* Material for this task:
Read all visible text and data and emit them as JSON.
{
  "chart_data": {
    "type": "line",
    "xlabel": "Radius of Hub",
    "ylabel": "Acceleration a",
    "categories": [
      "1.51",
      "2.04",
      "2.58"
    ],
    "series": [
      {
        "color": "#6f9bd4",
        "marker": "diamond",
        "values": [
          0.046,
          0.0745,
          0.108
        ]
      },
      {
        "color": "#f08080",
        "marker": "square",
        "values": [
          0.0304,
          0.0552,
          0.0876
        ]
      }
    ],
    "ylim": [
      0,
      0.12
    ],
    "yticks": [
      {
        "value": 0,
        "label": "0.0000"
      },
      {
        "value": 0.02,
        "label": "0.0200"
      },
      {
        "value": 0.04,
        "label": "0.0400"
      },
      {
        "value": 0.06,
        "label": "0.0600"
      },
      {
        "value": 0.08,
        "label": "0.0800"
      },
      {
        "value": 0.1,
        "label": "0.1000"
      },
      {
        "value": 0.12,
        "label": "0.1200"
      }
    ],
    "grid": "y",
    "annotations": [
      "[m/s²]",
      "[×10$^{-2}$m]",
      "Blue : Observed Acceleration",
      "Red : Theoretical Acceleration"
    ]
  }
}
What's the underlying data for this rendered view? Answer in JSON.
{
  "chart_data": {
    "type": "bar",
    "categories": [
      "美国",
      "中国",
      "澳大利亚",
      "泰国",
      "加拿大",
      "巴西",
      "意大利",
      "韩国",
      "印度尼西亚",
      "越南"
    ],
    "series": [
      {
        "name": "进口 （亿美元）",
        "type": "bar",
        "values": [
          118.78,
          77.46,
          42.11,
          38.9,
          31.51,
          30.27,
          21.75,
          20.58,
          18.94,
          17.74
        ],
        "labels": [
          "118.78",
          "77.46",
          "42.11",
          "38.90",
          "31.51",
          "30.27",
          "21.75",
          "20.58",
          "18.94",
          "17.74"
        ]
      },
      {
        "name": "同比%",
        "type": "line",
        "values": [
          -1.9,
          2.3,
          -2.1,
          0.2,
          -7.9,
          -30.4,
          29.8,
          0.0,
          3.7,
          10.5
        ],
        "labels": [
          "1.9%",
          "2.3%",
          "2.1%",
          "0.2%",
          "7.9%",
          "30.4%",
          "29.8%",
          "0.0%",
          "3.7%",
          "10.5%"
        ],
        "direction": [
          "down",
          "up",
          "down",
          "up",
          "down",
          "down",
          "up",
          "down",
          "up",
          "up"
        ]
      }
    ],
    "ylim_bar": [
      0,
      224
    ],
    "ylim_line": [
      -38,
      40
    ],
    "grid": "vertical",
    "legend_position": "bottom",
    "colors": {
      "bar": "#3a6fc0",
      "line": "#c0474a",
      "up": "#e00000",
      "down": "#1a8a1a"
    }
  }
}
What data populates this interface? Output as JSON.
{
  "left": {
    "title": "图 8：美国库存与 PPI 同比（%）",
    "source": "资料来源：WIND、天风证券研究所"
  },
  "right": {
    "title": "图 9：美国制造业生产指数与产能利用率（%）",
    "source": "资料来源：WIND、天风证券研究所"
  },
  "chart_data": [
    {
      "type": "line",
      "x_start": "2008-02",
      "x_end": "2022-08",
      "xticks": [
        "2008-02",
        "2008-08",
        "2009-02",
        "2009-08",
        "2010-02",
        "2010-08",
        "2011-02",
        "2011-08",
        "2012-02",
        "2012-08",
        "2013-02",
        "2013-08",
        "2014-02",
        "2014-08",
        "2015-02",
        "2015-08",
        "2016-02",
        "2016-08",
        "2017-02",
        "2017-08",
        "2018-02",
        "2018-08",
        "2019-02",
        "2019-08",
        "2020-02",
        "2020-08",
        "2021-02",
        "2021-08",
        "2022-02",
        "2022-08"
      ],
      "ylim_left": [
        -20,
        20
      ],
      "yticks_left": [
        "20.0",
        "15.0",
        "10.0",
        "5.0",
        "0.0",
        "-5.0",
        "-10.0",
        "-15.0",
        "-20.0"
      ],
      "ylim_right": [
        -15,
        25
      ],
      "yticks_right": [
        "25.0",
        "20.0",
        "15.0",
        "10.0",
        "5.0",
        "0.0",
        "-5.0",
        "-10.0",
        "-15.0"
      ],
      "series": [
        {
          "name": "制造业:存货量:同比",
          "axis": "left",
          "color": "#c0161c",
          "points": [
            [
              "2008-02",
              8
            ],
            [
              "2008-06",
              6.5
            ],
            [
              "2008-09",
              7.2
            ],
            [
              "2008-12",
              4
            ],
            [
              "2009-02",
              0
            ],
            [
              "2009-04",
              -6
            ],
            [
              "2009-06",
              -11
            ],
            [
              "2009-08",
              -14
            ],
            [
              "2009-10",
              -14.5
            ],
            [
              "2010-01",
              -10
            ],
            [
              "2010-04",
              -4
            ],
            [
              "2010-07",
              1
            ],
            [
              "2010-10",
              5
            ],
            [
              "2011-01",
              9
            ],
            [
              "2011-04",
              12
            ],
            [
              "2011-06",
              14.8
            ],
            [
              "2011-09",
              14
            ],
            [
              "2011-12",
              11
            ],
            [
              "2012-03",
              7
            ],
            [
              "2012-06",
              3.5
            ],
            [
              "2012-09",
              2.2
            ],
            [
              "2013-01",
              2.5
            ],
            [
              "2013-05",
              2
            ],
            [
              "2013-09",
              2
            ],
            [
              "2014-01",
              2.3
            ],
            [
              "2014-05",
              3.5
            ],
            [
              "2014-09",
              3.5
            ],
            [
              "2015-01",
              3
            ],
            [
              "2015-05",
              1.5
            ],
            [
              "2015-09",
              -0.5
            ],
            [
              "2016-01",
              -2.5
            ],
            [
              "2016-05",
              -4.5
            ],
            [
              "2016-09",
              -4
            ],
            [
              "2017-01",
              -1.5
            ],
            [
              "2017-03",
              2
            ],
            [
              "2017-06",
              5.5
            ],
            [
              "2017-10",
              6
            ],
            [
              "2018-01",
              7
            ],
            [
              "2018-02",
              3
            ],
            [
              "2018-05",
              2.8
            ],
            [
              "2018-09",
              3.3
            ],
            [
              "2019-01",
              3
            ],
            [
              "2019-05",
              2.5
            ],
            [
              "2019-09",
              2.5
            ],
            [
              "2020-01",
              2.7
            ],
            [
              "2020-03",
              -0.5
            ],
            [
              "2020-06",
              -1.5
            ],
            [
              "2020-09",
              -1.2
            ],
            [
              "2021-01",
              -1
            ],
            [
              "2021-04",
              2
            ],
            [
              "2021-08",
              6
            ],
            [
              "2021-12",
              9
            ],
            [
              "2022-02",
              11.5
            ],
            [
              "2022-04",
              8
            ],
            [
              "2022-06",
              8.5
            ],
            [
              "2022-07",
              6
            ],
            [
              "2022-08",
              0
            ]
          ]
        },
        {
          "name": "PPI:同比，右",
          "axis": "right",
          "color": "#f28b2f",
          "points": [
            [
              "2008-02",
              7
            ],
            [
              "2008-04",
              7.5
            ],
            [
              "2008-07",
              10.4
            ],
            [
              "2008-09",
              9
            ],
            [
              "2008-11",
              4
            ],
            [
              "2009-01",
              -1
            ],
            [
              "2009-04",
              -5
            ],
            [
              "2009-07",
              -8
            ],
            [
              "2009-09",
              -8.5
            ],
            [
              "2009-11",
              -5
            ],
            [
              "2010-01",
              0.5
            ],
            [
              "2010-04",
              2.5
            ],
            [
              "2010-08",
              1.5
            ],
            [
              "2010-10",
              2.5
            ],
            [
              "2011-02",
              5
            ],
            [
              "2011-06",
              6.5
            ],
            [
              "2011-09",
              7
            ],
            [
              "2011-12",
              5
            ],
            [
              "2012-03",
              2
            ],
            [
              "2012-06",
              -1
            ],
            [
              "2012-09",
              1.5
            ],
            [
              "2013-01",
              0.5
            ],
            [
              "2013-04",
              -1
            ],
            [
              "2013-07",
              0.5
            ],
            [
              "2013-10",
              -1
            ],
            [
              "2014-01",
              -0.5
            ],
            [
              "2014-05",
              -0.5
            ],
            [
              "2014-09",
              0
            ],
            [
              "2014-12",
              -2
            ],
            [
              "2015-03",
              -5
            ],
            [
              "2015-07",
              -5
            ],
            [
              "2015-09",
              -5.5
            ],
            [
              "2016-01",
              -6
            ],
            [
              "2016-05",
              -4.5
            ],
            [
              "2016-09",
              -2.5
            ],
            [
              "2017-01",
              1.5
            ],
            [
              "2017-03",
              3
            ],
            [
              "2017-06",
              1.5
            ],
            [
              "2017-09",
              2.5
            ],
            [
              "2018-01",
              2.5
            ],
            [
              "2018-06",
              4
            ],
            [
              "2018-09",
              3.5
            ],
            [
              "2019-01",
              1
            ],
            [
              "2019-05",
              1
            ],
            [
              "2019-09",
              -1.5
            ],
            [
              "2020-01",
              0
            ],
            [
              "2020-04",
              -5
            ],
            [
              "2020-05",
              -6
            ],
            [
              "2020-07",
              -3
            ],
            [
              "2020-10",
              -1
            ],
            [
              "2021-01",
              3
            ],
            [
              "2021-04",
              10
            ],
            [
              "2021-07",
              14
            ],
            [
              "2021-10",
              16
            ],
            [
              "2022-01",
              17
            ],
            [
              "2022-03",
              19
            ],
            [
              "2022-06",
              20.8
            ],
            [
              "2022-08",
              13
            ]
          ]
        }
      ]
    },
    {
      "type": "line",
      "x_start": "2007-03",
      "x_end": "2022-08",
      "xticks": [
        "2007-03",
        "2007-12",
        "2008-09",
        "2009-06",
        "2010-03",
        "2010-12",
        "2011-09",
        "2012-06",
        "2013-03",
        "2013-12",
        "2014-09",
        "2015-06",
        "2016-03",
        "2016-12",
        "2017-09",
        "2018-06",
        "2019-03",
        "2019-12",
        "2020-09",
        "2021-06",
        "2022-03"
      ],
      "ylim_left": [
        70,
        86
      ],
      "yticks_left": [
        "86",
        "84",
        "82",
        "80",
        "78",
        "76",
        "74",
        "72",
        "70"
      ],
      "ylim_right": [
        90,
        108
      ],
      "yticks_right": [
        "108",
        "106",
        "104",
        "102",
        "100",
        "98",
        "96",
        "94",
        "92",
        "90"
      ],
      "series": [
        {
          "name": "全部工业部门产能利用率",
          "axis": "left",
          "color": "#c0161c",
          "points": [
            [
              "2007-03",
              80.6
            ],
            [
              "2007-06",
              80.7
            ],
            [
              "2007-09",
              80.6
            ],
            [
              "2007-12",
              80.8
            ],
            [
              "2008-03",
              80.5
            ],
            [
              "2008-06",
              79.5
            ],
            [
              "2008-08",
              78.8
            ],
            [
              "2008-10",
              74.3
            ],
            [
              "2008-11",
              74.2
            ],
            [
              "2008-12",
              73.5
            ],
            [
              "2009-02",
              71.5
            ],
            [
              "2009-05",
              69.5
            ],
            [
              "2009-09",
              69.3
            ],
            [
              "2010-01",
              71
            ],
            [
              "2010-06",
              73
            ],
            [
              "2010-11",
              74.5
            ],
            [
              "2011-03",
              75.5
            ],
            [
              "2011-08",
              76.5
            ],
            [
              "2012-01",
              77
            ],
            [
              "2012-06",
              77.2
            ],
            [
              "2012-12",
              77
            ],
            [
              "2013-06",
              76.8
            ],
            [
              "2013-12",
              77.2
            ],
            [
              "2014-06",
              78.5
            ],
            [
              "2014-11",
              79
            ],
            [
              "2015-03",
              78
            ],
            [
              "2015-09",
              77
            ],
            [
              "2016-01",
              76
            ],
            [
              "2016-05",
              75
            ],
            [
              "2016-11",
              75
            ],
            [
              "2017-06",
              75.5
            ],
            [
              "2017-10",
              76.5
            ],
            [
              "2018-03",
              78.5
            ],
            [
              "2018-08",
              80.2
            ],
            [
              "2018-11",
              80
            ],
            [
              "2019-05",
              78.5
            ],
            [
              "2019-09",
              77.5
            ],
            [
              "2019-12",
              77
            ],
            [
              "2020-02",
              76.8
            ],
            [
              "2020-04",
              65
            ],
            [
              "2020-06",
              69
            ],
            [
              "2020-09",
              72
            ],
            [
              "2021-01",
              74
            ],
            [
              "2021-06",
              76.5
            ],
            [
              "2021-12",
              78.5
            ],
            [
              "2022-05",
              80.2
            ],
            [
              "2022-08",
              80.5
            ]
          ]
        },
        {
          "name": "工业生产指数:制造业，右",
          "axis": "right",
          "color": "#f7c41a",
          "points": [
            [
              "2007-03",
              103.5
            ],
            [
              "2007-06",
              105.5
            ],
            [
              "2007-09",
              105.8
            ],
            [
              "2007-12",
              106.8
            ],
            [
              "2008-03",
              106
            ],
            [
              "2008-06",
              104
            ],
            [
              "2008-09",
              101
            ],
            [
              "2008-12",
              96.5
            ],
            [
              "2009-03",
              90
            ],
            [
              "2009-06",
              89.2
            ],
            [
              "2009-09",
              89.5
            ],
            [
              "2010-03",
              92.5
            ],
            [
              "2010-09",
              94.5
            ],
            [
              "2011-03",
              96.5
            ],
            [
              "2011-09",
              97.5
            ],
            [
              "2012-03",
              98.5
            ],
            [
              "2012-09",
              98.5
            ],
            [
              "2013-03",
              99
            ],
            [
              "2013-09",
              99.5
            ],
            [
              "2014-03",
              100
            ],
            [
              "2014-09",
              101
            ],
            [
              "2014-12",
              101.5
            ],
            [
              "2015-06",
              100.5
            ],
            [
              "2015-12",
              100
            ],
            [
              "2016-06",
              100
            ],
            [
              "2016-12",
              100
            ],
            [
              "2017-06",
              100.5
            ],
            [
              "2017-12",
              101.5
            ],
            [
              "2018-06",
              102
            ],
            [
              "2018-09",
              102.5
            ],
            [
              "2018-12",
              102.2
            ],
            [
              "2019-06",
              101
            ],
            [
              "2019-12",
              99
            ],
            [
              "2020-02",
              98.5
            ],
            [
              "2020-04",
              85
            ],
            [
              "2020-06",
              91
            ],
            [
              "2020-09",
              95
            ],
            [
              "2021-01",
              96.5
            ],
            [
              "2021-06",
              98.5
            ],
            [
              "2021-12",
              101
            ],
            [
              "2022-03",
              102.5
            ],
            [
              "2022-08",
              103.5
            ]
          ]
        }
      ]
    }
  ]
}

* Stated goal:
Find the word "name" in the entries, and copy every line it shows up in.

* Full solution:
        "name": "进口 （亿美元）",
        "name": "同比%",
          "name": "制造业:存货量:同比",
          "name": "PPI:同比，右",
          "name": "全部工业部门产能利用率",
          "name": "工业生产指数:制造业，右",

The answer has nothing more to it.